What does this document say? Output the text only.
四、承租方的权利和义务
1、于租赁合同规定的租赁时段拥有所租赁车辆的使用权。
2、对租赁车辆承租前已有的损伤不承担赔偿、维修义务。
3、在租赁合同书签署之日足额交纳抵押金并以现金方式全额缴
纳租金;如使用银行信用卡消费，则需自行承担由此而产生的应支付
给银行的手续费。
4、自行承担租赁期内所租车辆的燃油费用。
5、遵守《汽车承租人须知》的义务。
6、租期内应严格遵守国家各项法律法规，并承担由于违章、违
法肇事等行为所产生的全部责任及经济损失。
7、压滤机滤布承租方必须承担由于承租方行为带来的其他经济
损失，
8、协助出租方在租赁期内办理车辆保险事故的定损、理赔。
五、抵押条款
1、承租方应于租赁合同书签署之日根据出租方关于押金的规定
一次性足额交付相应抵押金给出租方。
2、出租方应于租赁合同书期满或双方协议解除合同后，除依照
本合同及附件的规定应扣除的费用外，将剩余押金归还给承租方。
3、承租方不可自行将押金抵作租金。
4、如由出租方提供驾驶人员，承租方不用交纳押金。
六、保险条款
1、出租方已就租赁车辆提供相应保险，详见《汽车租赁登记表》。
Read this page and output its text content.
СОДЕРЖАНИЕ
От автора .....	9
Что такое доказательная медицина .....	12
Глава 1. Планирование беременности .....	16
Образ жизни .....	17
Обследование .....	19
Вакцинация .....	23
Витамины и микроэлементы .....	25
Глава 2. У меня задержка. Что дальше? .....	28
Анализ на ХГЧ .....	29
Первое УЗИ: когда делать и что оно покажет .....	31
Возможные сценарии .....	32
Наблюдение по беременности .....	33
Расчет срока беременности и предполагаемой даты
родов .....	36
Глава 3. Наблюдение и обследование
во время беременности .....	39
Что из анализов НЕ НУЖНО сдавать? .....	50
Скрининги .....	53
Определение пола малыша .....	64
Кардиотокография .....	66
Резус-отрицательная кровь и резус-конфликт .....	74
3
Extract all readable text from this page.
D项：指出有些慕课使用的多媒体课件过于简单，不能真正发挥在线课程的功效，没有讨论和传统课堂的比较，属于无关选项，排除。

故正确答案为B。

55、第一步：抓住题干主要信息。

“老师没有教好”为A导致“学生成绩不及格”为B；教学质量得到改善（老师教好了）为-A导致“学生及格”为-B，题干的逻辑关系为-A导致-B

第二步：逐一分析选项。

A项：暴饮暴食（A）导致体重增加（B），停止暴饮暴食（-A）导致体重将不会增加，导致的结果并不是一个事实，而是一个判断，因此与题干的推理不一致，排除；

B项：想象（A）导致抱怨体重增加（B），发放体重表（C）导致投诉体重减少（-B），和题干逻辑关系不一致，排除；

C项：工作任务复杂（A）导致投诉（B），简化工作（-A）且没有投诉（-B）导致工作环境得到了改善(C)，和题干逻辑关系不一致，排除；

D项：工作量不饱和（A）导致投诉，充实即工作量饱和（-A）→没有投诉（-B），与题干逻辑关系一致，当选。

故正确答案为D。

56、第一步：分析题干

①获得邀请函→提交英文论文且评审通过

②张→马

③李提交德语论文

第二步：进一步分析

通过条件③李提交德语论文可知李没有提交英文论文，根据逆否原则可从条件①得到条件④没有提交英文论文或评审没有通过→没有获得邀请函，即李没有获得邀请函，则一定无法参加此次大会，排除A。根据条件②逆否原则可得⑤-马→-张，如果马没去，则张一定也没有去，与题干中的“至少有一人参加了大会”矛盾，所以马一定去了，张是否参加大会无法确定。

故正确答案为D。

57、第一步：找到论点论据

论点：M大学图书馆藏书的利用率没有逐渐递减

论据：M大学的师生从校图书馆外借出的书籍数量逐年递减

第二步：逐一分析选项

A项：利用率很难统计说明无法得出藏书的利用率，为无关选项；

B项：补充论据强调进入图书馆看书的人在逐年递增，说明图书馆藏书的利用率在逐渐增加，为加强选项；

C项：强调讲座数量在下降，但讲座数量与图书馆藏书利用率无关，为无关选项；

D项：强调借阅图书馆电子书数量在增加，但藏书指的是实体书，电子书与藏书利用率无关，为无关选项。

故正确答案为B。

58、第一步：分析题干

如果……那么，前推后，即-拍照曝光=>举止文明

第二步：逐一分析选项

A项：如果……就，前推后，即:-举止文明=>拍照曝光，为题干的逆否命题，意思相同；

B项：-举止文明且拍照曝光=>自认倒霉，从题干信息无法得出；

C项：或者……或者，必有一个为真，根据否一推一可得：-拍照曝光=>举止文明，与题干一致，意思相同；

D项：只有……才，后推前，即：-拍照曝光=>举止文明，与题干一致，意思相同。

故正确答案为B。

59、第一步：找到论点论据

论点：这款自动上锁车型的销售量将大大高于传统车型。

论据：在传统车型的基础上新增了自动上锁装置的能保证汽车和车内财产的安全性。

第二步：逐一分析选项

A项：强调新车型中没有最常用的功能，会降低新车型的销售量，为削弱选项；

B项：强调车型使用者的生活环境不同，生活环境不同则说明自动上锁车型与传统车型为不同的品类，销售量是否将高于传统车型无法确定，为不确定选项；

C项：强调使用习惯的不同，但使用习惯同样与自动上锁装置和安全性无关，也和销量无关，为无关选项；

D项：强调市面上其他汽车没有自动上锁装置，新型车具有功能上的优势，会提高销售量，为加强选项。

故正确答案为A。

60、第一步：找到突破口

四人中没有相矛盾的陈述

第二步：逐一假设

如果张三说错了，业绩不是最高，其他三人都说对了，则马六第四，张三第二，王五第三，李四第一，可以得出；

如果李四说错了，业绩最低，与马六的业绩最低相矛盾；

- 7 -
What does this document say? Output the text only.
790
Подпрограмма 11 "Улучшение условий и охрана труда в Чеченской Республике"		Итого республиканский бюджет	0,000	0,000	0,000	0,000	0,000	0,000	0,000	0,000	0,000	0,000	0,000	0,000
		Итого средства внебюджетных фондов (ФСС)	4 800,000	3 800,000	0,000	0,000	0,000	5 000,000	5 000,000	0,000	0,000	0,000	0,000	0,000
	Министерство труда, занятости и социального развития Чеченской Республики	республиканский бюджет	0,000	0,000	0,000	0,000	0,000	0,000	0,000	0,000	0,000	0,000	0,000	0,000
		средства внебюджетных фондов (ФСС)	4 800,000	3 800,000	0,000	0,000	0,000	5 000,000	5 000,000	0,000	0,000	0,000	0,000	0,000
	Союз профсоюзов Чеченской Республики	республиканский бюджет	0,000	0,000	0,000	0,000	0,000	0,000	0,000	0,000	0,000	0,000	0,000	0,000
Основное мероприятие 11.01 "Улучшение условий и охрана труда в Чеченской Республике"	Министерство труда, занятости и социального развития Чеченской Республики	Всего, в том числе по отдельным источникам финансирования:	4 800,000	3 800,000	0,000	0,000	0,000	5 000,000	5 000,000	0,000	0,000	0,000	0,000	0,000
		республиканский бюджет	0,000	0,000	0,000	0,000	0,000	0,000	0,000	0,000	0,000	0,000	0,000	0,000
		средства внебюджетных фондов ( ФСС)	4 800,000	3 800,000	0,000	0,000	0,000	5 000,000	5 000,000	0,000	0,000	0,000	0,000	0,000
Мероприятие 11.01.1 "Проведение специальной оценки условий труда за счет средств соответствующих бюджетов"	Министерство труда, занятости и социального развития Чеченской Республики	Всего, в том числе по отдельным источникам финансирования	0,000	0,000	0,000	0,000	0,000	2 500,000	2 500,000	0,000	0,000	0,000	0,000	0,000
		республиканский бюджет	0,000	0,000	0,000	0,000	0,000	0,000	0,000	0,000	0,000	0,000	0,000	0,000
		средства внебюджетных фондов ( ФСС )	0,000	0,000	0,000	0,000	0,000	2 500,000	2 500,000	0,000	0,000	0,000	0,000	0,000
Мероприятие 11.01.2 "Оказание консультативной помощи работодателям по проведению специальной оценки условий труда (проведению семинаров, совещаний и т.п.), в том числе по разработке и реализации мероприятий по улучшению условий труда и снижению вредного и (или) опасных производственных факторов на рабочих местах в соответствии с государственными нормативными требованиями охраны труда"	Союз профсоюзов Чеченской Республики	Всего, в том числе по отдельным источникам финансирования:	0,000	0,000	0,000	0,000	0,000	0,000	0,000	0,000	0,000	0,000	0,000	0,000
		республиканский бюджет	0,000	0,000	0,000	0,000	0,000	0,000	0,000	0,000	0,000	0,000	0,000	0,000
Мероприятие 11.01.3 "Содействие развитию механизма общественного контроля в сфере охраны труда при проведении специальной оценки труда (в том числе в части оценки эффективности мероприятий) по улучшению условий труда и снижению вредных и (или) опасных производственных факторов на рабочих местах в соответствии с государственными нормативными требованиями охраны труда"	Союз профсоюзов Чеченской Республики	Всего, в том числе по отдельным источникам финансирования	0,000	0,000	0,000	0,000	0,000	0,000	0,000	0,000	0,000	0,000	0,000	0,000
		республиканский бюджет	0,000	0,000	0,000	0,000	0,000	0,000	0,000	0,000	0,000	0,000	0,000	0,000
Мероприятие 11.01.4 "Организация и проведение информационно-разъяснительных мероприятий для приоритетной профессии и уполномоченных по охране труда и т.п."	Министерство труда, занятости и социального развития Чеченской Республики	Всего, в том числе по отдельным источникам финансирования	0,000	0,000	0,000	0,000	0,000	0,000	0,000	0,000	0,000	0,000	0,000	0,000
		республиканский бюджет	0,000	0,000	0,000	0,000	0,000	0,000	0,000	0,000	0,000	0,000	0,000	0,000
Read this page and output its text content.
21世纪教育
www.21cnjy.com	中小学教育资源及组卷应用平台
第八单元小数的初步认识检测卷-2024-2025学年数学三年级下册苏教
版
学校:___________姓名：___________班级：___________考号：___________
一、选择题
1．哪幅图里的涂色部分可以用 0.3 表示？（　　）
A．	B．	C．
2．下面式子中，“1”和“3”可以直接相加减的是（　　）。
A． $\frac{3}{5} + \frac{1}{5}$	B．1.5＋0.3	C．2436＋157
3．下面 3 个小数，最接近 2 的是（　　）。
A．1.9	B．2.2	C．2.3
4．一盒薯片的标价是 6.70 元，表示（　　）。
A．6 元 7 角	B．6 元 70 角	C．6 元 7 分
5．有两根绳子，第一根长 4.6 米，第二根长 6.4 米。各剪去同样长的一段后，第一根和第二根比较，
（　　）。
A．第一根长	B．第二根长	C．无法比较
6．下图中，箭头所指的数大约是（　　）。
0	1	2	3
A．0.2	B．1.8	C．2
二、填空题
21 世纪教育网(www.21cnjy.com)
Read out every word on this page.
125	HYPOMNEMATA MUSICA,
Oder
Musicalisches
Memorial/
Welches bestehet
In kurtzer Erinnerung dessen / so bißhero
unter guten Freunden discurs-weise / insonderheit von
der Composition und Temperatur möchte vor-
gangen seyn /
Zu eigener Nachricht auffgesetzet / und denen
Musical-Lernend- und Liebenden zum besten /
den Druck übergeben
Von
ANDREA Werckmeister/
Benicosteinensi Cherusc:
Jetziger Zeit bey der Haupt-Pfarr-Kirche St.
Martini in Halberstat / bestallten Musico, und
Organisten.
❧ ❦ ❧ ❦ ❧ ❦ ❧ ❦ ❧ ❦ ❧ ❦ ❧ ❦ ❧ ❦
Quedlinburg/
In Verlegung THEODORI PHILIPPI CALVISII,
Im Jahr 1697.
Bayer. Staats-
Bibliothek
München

=== What to do ===
Using the listing above, show each line holding the string "Итого".

=== Solution to this task ===
Подпрограмма 11 "Улучшение условий и охрана труда в Чеченской Республике"		Итого республиканский бюджет	0,000	0,000	0,000	0,000	0,000	0,000	0,000	0,000	0,000	0,000	0,000	0,000
		Итого средства внебюджетных фондов (ФСС)	4 800,000	3 800,000	0,000	0,000	0,000	5 000,000	5 000,000	0,000	0,000	0,000	0,000	0,000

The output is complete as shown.